BEGIN Data entries

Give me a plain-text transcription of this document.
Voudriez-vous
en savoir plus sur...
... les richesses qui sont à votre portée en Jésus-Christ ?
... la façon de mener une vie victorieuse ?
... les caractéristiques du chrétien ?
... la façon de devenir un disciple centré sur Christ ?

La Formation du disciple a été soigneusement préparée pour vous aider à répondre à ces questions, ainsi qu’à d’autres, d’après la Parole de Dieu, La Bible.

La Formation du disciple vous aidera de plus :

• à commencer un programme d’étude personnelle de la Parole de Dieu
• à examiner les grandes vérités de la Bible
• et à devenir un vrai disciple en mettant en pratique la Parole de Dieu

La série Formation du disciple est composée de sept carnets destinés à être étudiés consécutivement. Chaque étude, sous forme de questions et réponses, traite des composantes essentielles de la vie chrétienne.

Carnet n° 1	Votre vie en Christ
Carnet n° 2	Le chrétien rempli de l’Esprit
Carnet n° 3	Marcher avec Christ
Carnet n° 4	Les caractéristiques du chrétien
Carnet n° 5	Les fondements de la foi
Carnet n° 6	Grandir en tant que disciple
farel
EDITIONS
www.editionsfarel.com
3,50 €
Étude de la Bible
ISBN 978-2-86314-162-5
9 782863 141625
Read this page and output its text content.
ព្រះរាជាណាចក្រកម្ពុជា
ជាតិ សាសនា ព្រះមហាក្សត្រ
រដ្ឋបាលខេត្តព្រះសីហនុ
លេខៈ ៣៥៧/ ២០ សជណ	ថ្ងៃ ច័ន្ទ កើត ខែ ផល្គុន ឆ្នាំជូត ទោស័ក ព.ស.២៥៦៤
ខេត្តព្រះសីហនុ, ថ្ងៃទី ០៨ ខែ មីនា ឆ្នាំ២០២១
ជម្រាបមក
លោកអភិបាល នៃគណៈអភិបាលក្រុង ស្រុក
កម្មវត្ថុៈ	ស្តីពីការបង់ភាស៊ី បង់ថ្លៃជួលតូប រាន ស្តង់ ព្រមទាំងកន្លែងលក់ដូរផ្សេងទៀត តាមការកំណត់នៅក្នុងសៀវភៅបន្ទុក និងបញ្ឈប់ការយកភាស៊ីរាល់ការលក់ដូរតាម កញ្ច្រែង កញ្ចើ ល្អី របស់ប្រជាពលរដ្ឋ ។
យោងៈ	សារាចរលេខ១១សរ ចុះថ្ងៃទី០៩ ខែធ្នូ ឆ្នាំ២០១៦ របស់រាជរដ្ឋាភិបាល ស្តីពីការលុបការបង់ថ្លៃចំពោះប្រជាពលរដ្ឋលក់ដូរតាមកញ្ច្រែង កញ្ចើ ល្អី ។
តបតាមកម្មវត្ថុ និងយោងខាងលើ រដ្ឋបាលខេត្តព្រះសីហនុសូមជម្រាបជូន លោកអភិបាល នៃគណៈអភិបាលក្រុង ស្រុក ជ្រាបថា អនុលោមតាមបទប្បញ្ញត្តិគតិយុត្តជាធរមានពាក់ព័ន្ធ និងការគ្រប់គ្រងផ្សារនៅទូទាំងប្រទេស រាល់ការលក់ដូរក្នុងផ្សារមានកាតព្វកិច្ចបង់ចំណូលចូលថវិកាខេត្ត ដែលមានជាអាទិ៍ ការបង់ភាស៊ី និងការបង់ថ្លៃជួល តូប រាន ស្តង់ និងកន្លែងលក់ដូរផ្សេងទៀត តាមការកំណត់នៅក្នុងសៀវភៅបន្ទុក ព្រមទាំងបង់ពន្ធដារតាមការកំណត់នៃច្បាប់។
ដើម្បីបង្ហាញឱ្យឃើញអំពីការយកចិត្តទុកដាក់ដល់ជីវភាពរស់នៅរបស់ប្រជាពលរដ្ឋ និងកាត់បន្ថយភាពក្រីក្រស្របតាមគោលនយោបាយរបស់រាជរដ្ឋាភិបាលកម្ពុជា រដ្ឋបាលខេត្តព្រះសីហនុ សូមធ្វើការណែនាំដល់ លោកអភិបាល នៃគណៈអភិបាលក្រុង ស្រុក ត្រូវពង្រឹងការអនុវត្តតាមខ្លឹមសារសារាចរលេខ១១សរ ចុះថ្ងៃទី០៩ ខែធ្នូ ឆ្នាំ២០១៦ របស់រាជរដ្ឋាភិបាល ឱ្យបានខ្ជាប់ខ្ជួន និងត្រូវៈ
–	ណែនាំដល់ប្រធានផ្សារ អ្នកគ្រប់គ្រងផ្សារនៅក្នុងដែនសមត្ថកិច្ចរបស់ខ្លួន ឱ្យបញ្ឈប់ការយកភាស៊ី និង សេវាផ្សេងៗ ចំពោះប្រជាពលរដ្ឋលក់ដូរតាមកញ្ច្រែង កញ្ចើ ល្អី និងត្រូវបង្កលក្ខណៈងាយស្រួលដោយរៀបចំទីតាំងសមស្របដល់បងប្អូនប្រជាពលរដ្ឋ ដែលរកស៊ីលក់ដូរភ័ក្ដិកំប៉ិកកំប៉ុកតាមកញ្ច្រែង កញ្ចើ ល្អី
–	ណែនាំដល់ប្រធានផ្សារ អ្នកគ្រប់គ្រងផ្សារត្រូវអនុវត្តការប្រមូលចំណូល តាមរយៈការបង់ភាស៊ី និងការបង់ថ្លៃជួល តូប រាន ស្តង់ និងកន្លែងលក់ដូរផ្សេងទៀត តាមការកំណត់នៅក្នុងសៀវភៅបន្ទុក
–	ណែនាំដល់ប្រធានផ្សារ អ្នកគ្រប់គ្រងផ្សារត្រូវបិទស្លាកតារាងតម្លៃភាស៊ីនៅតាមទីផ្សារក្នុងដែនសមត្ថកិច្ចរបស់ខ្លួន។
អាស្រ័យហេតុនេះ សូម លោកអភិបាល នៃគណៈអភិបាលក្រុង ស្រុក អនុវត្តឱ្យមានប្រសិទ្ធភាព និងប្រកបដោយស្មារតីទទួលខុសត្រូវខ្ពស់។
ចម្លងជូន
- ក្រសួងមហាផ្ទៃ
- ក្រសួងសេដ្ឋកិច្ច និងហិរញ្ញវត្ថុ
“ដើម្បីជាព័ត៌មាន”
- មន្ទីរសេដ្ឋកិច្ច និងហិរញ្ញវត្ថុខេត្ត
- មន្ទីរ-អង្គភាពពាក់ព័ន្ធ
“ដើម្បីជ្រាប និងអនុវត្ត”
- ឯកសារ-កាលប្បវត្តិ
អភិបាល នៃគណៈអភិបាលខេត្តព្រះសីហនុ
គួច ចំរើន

END Data entries

What is asked. Using the records above, copy each line that contains "នសមត".

Response to the task.
–	ណែនាំដល់ប្រធានផ្សារ អ្នកគ្រប់គ្រងផ្សារនៅក្នុងដែនសមត្ថកិច្ចរបស់ខ្លួន ឱ្យបញ្ឈប់ការយកភាស៊ី និង សេវាផ្សេងៗ ចំពោះប្រជាពលរដ្ឋលក់ដូរតាមកញ្ច្រែង កញ្ចើ ល្អី និងត្រូវបង្កលក្ខណៈងាយស្រួលដោយរៀបចំទីតាំងសមស្របដល់បងប្អូនប្រជាពលរដ្ឋ ដែលរកស៊ីលក់ដូរភ័ក្ដិកំប៉ិកកំប៉ុកតាមកញ្ច្រែង កញ្ចើ ល្អី
–	ណែនាំដល់ប្រធានផ្សារ អ្នកគ្រប់គ្រងផ្សារត្រូវបិទស្លាកតារាងតម្លៃភាស៊ីនៅតាមទីផ្សារក្នុងដែនសមត្ថកិច្ចរបស់ខ្លួន។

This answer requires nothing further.